▸ **Extract**:
Device agents scripts for provisioning and running tests on Snappy devices

Supported Devices

BeagleBone Black

To use snappy-device-agent with a BeagleBone, you will need to first replace the image on emmc with a customized one. The installer image can be downloaded from:

http://people.canonical.com/~plars/snappy/

Next, create a config file to give it some hints about your environment. The config file for BeagleBone needs to have the address (host or ip) of you test system once it boots, a list of commands to force it to boot the master (emmc) image, a list of commands to force it to boot the test (snappy) image, and a list of commands to force a hard poweroff/poweron.

▸ **Data for analysis**:
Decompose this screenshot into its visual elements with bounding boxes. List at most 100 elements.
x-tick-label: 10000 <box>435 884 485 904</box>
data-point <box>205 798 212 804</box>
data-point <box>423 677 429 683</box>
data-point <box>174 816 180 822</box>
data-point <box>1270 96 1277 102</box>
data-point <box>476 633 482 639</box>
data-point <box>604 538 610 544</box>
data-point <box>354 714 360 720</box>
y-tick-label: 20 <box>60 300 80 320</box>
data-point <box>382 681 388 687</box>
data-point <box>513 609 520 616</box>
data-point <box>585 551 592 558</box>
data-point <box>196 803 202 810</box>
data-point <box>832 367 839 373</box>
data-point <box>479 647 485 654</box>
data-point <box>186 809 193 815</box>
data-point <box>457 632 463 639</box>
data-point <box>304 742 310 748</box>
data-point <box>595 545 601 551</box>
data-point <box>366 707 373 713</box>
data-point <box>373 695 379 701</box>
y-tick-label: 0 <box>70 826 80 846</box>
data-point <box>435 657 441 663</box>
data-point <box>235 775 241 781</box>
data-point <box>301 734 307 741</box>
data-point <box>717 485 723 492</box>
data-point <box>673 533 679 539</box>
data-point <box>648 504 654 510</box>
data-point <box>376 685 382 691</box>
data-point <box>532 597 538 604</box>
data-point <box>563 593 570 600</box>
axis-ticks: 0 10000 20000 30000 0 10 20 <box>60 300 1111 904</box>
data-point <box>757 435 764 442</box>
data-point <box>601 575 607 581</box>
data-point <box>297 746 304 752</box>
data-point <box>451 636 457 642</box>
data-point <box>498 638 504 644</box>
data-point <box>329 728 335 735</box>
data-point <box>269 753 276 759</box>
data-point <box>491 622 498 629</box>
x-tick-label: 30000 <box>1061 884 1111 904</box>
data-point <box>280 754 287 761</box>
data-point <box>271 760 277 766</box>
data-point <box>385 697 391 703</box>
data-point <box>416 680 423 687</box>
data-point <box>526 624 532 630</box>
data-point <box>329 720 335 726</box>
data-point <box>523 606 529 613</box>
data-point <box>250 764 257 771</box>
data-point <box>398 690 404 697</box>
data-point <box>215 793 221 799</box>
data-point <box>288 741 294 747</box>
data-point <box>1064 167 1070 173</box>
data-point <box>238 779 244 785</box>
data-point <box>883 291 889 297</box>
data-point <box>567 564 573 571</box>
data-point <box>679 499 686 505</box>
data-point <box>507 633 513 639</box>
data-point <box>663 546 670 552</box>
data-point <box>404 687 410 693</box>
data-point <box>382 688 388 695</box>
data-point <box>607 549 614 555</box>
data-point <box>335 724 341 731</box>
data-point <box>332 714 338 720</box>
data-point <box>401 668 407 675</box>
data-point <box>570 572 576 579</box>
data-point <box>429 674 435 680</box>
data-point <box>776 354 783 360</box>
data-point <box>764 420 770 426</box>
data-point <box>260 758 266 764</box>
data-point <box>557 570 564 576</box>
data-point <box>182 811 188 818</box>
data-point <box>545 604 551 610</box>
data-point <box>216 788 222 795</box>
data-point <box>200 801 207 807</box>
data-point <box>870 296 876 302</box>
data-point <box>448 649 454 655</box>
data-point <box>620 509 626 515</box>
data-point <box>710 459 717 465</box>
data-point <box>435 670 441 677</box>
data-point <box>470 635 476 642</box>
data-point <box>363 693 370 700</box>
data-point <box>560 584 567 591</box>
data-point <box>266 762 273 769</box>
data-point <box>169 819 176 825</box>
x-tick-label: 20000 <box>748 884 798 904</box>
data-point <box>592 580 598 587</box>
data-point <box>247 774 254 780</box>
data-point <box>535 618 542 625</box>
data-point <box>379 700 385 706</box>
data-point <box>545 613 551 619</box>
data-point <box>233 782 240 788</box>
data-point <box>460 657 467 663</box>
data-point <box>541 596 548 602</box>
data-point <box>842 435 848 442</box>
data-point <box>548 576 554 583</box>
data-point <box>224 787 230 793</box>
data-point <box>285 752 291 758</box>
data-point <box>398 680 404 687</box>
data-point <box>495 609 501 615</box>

▸ **Action item**:
In the BeagleBone setup text, copy out the passage that begins at the words "To use snappy-device-agent" and stops after the words "a hard poweroff/poweron.".

▸ **Solved problem**:
To use snappy-device-agent with a BeagleBone, you will need to first replace the image on emmc with a customized one. The installer image can be downloaded from:

http://people.canonical.com/~plars/snappy/

Next, create a config file to give it some hints about your environment. The config file for BeagleBone needs to have the address (host or ip) of you test system once it boots, a list of commands to force it to boot the master (emmc) image, a list of commands to force it to boot the test (snappy) image, and a list of commands to force a hard poweroff/poweron.